**Request**
Exactly reproduce the entries, dropping any pictures from your copy.

**Input material**
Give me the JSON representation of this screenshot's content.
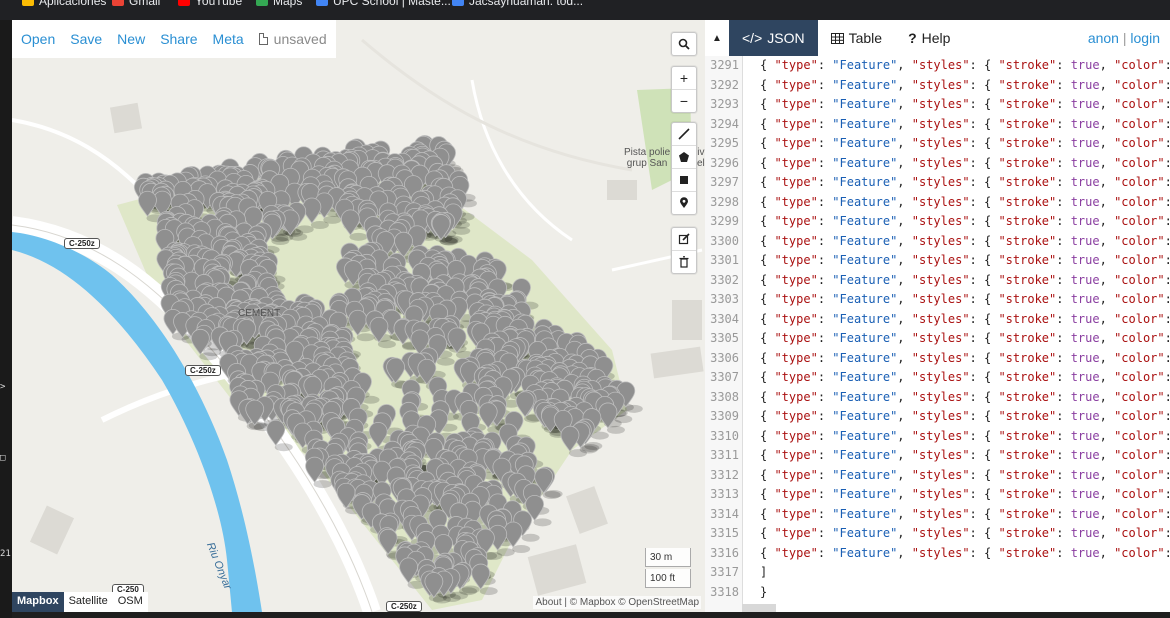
{
  "browser": {
    "bookmarks": [
      {
        "label": "Aplicaciones",
        "icon": "apps-grid-icon",
        "color": "#fbbc04"
      },
      {
        "label": "Gmail",
        "icon": "gmail-icon",
        "color": "#ea4335"
      },
      {
        "label": "YouTube",
        "icon": "youtube-icon",
        "color": "#ff0000"
      },
      {
        "label": "Maps",
        "icon": "maps-pin-icon",
        "color": "#34a853"
      },
      {
        "label": "UPC School | Maste...",
        "icon": "globe-icon",
        "color": "#4285f4"
      },
      {
        "label": "Jacsayhuaman: tod...",
        "icon": "github-icon",
        "color": "#4285f4"
      }
    ]
  },
  "left_edge": {
    "marks": [
      ">",
      "□",
      "21"
    ]
  },
  "map": {
    "menu": {
      "open": "Open",
      "save": "Save",
      "new": "New",
      "share": "Share",
      "meta": "Meta",
      "status": "unsaved"
    },
    "tools": {
      "search": "search-icon",
      "zoom_in": "+",
      "zoom_out": "−"
    },
    "scale": {
      "metric": "30 m",
      "imperial": "100 ft"
    },
    "layers": [
      "Mapbox",
      "Satellite",
      "OSM"
    ],
    "active_layer": "Mapbox",
    "attribution": "About | © Mapbox © OpenStreetMap",
    "road_tags": [
      "C-250z",
      "C-250z",
      "C-250z",
      "C-250"
    ],
    "labels": {
      "cemetery": "CEMENT",
      "sports": "Pista polie",
      "sports2": "grup San",
      "sports_suffix": "iv",
      "sports_suffix2": "el",
      "river": "Riu Onyar"
    }
  },
  "panel": {
    "tabs": [
      {
        "label": "JSON",
        "icon": "code-icon"
      },
      {
        "label": "Table",
        "icon": "table-icon"
      },
      {
        "label": "Help",
        "icon": "help-icon"
      }
    ],
    "active_tab": "JSON",
    "user": {
      "anon": "anon",
      "sep": "|",
      "login": "login"
    },
    "lines": [
      {
        "n": "3291",
        "text": "{ \"type\": \"Feature\", \"styles\": { \"stroke\": true, \"color\":"
      },
      {
        "n": "3292",
        "text": "{ \"type\": \"Feature\", \"styles\": { \"stroke\": true, \"color\":"
      },
      {
        "n": "3293",
        "text": "{ \"type\": \"Feature\", \"styles\": { \"stroke\": true, \"color\":"
      },
      {
        "n": "3294",
        "text": "{ \"type\": \"Feature\", \"styles\": { \"stroke\": true, \"color\":"
      },
      {
        "n": "3295",
        "text": "{ \"type\": \"Feature\", \"styles\": { \"stroke\": true, \"color\":"
      },
      {
        "n": "3296",
        "text": "{ \"type\": \"Feature\", \"styles\": { \"stroke\": true, \"color\":"
      },
      {
        "n": "3297",
        "text": "{ \"type\": \"Feature\", \"styles\": { \"stroke\": true, \"color\":"
      },
      {
        "n": "3298",
        "text": "{ \"type\": \"Feature\", \"styles\": { \"stroke\": true, \"color\":"
      },
      {
        "n": "3299",
        "text": "{ \"type\": \"Feature\", \"styles\": { \"stroke\": true, \"color\":"
      },
      {
        "n": "3300",
        "text": "{ \"type\": \"Feature\", \"styles\": { \"stroke\": true, \"color\":"
      },
      {
        "n": "3301",
        "text": "{ \"type\": \"Feature\", \"styles\": { \"stroke\": true, \"color\":"
      },
      {
        "n": "3302",
        "text": "{ \"type\": \"Feature\", \"styles\": { \"stroke\": true, \"color\":"
      },
      {
        "n": "3303",
        "text": "{ \"type\": \"Feature\", \"styles\": { \"stroke\": true, \"color\":"
      },
      {
        "n": "3304",
        "text": "{ \"type\": \"Feature\", \"styles\": { \"stroke\": true, \"color\":"
      },
      {
        "n": "3305",
        "text": "{ \"type\": \"Feature\", \"styles\": { \"stroke\": true, \"color\":"
      },
      {
        "n": "3306",
        "text": "{ \"type\": \"Feature\", \"styles\": { \"stroke\": true, \"color\":"
      },
      {
        "n": "3307",
        "text": "{ \"type\": \"Feature\", \"styles\": { \"stroke\": true, \"color\":"
      },
      {
        "n": "3308",
        "text": "{ \"type\": \"Feature\", \"styles\": { \"stroke\": true, \"color\":"
      },
      {
        "n": "3309",
        "text": "{ \"type\": \"Feature\", \"styles\": { \"stroke\": true, \"color\":"
      },
      {
        "n": "3310",
        "text": "{ \"type\": \"Feature\", \"styles\": { \"stroke\": true, \"color\":"
      },
      {
        "n": "3311",
        "text": "{ \"type\": \"Feature\", \"styles\": { \"stroke\": true, \"color\":"
      },
      {
        "n": "3312",
        "text": "{ \"type\": \"Feature\", \"styles\": { \"stroke\": true, \"color\":"
      },
      {
        "n": "3313",
        "text": "{ \"type\": \"Feature\", \"styles\": { \"stroke\": true, \"color\":"
      },
      {
        "n": "3314",
        "text": "{ \"type\": \"Feature\", \"styles\": { \"stroke\": true, \"color\":"
      },
      {
        "n": "3315",
        "text": "{ \"type\": \"Feature\", \"styles\": { \"stroke\": true, \"color\":"
      },
      {
        "n": "3316",
        "text": "{ \"type\": \"Feature\", \"styles\": { \"stroke\": true, \"color\":"
      },
      {
        "n": "3317",
        "text": "]"
      },
      {
        "n": "3318",
        "text": "}"
      }
    ]
  },
  "colors": {
    "accent": "#2a8fd3",
    "tab_active": "#2f4560",
    "marker": "#8f8f8f",
    "river": "#6fc2ee",
    "park": "#dfe7c8"
  }
}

**Task result**
Give me the JSON representation of this screenshot's content.
{
  "browser": {
    "bookmarks": [
      {
        "label": "Aplicaciones",
        "icon": "apps-grid-icon",
        "color": "#fbbc04"
      },
      {
        "label": "Gmail",
        "icon": "gmail-icon",
        "color": "#ea4335"
      },
      {
        "label": "YouTube",
        "icon": "youtube-icon",
        "color": "#ff0000"
      },
      {
        "label": "Maps",
        "icon": "maps-pin-icon",
        "color": "#34a853"
      },
      {
        "label": "UPC School | Maste...",
        "icon": "globe-icon",
        "color": "#4285f4"
      },
      {
        "label": "Jacsayhuaman: tod...",
        "icon": "github-icon",
        "color": "#4285f4"
      }
    ]
  },
  "left_edge": {
    "marks": [
      ">",
      "□",
      "21"
    ]
  },
  "map": {
    "menu": {
      "open": "Open",
      "save": "Save",
      "new": "New",
      "share": "Share",
      "meta": "Meta",
      "status": "unsaved"
    },
    "tools": {
      "search": "search-icon",
      "zoom_in": "+",
      "zoom_out": "−"
    },
    "scale": {
      "metric": "30 m",
      "imperial": "100 ft"
    },
    "layers": [
      "Mapbox",
      "Satellite",
      "OSM"
    ],
    "active_layer": "Mapbox",
    "attribution": "About | © Mapbox © OpenStreetMap",
    "road_tags": [
      "C-250z",
      "C-250z",
      "C-250z",
      "C-250"
    ],
    "labels": {
      "cemetery": "CEMENT",
      "sports": "Pista polie",
      "sports2": "grup San",
      "sports_suffix": "iv",
      "sports_suffix2": "el",
      "river": "Riu Onyar"
    }
  },
  "panel": {
    "tabs": [
      {
        "label": "JSON",
        "icon": "code-icon"
      },
      {
        "label": "Table",
        "icon": "table-icon"
      },
      {
        "label": "Help",
        "icon": "help-icon"
      }
    ],
    "active_tab": "JSON",
    "user": {
      "anon": "anon",
      "sep": "|",
      "login": "login"
    },
    "lines": [
      {
        "n": "3291",
        "text": "{ \"type\": \"Feature\", \"styles\": { \"stroke\": true, \"color\":"
      },
      {
        "n": "3292",
        "text": "{ \"type\": \"Feature\", \"styles\": { \"stroke\": true, \"color\":"
      },
      {
        "n": "3293",
        "text": "{ \"type\": \"Feature\", \"styles\": { \"stroke\": true, \"color\":"
      },
      {
        "n": "3294",
        "text": "{ \"type\": \"Feature\", \"styles\": { \"stroke\": true, \"color\":"
      },
      {
        "n": "3295",
        "text": "{ \"type\": \"Feature\", \"styles\": { \"stroke\": true, \"color\":"
      },
      {
        "n": "3296",
        "text": "{ \"type\": \"Feature\", \"styles\": { \"stroke\": true, \"color\":"
      },
      {
        "n": "3297",
        "text": "{ \"type\": \"Feature\", \"styles\": { \"stroke\": true, \"color\":"
      },
      {
        "n": "3298",
        "text": "{ \"type\": \"Feature\", \"styles\": { \"stroke\": true, \"color\":"
      },
      {
        "n": "3299",
        "text": "{ \"type\": \"Feature\", \"styles\": { \"stroke\": true, \"color\":"
      },
      {
        "n": "3300",
        "text": "{ \"type\": \"Feature\", \"styles\": { \"stroke\": true, \"color\":"
      },
      {
        "n": "3301",
        "text": "{ \"type\": \"Feature\", \"styles\": { \"stroke\": true, \"color\":"
      },
      {
        "n": "3302",
        "text": "{ \"type\": \"Feature\", \"styles\": { \"stroke\": true, \"color\":"
      },
      {
        "n": "3303",
        "text": "{ \"type\": \"Feature\", \"styles\": { \"stroke\": true, \"color\":"
      },
      {
        "n": "3304",
        "text": "{ \"type\": \"Feature\", \"styles\": { \"stroke\": true, \"color\":"
      },
      {
        "n": "3305",
        "text": "{ \"type\": \"Feature\", \"styles\": { \"stroke\": true, \"color\":"
      },
      {
        "n": "3306",
        "text": "{ \"type\": \"Feature\", \"styles\": { \"stroke\": true, \"color\":"
      },
      {
        "n": "3307",
        "text": "{ \"type\": \"Feature\", \"styles\": { \"stroke\": true, \"color\":"
      },
      {
        "n": "3308",
        "text": "{ \"type\": \"Feature\", \"styles\": { \"stroke\": true, \"color\":"
      },
      {
        "n": "3309",
        "text": "{ \"type\": \"Feature\", \"styles\": { \"stroke\": true, \"color\":"
      },
      {
        "n": "3310",
        "text": "{ \"type\": \"Feature\", \"styles\": { \"stroke\": true, \"color\":"
      },
      {
        "n": "3311",
        "text": "{ \"type\": \"Feature\", \"styles\": { \"stroke\": true, \"color\":"
      },
      {
        "n": "3312",
        "text": "{ \"type\": \"Feature\", \"styles\": { \"stroke\": true, \"color\":"
      },
      {
        "n": "3313",
        "text": "{ \"type\": \"Feature\", \"styles\": { \"stroke\": true, \"color\":"
      },
      {
        "n": "3314",
        "text": "{ \"type\": \"Feature\", \"styles\": { \"stroke\": true, \"color\":"
      },
      {
        "n": "3315",
        "text": "{ \"type\": \"Feature\", \"styles\": { \"stroke\": true, \"color\":"
      },
      {
        "n": "3316",
        "text": "{ \"type\": \"Feature\", \"styles\": { \"stroke\": true, \"color\":"
      },
      {
        "n": "3317",
        "text": "]"
      },
      {
        "n": "3318",
        "text": "}"
      }
    ]
  },
  "colors": {
    "accent": "#2a8fd3",
    "tab_active": "#2f4560",
    "marker": "#8f8f8f",
    "river": "#6fc2ee",
    "park": "#dfe7c8"
  }
}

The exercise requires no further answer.